-- Start --

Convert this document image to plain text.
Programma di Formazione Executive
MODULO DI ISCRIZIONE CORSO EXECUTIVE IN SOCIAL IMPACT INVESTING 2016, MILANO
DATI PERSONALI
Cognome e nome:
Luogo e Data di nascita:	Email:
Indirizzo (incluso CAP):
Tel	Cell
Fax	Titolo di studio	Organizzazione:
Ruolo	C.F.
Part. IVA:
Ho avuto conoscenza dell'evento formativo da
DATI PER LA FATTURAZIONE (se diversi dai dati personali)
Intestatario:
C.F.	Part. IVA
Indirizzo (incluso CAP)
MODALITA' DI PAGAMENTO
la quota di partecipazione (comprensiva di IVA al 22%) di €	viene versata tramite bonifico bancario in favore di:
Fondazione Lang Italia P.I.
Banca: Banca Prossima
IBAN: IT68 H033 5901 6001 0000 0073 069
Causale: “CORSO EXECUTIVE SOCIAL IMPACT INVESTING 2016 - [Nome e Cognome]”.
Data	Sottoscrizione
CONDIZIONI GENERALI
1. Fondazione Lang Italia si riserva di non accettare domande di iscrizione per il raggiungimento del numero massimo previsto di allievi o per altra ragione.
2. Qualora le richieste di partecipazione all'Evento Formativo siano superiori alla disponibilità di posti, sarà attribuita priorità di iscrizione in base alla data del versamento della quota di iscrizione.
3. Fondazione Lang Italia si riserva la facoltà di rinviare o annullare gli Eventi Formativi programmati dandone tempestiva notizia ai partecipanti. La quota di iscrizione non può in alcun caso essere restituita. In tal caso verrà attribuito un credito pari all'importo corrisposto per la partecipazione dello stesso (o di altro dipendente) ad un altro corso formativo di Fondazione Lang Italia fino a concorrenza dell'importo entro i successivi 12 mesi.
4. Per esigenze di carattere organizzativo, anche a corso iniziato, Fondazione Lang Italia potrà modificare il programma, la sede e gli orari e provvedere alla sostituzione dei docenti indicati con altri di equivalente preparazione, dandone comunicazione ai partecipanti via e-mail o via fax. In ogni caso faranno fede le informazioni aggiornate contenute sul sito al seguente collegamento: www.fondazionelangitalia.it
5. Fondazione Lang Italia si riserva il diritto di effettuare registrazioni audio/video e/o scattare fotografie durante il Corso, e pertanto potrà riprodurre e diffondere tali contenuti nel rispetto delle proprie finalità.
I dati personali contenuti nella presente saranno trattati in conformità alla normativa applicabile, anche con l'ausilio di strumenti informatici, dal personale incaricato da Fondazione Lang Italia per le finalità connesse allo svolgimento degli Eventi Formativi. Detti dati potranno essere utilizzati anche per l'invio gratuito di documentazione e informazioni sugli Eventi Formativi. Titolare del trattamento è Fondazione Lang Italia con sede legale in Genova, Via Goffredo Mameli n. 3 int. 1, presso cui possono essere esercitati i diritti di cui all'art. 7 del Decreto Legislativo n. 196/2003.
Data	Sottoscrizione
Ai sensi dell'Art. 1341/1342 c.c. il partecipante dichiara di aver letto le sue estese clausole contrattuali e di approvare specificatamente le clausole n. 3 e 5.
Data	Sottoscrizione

-- End --

## What you have to do
Write out the records above again, keeping each one identical to the original.

## Answer to this problem
Convert this document image to plain text.
Programma di Formazione Executive
MODULO DI ISCRIZIONE CORSO EXECUTIVE IN SOCIAL IMPACT INVESTING 2016, MILANO
DATI PERSONALI
Cognome e nome:
Luogo e Data di nascita:	Email:
Indirizzo (incluso CAP):
Tel	Cell
Fax	Titolo di studio	Organizzazione:
Ruolo	C.F.
Part. IVA:
Ho avuto conoscenza dell'evento formativo da
DATI PER LA FATTURAZIONE (se diversi dai dati personali)
Intestatario:
C.F.	Part. IVA
Indirizzo (incluso CAP)
MODALITA' DI PAGAMENTO
la quota di partecipazione (comprensiva di IVA al 22%) di €	viene versata tramite bonifico bancario in favore di:
Fondazione Lang Italia P.I.
Banca: Banca Prossima
IBAN: IT68 H033 5901 6001 0000 0073 069
Causale: “CORSO EXECUTIVE SOCIAL IMPACT INVESTING 2016 - [Nome e Cognome]”.
Data	Sottoscrizione
CONDIZIONI GENERALI
1. Fondazione Lang Italia si riserva di non accettare domande di iscrizione per il raggiungimento del numero massimo previsto di allievi o per altra ragione.
2. Qualora le richieste di partecipazione all'Evento Formativo siano superiori alla disponibilità di posti, sarà attribuita priorità di iscrizione in base alla data del versamento della quota di iscrizione.
3. Fondazione Lang Italia si riserva la facoltà di rinviare o annullare gli Eventi Formativi programmati dandone tempestiva notizia ai partecipanti. La quota di iscrizione non può in alcun caso essere restituita. In tal caso verrà attribuito un credito pari all'importo corrisposto per la partecipazione dello stesso (o di altro dipendente) ad un altro corso formativo di Fondazione Lang Italia fino a concorrenza dell'importo entro i successivi 12 mesi.
4. Per esigenze di carattere organizzativo, anche a corso iniziato, Fondazione Lang Italia potrà modificare il programma, la sede e gli orari e provvedere alla sostituzione dei docenti indicati con altri di equivalente preparazione, dandone comunicazione ai partecipanti via e-mail o via fax. In ogni caso faranno fede le informazioni aggiornate contenute sul sito al seguente collegamento: www.fondazionelangitalia.it
5. Fondazione Lang Italia si riserva il diritto di effettuare registrazioni audio/video e/o scattare fotografie durante il Corso, e pertanto potrà riprodurre e diffondere tali contenuti nel rispetto delle proprie finalità.
I dati personali contenuti nella presente saranno trattati in conformità alla normativa applicabile, anche con l'ausilio di strumenti informatici, dal personale incaricato da Fondazione Lang Italia per le finalità connesse allo svolgimento degli Eventi Formativi. Detti dati potranno essere utilizzati anche per l'invio gratuito di documentazione e informazioni sugli Eventi Formativi. Titolare del trattamento è Fondazione Lang Italia con sede legale in Genova, Via Goffredo Mameli n. 3 int. 1, presso cui possono essere esercitati i diritti di cui all'art. 7 del Decreto Legislativo n. 196/2003.
Data	Sottoscrizione
Ai sensi dell'Art. 1341/1342 c.c. il partecipante dichiara di aver letto le sue estese clausole contrattuali e di approvare specificatamente le clausole n. 3 e 5.
Data	Sottoscrizione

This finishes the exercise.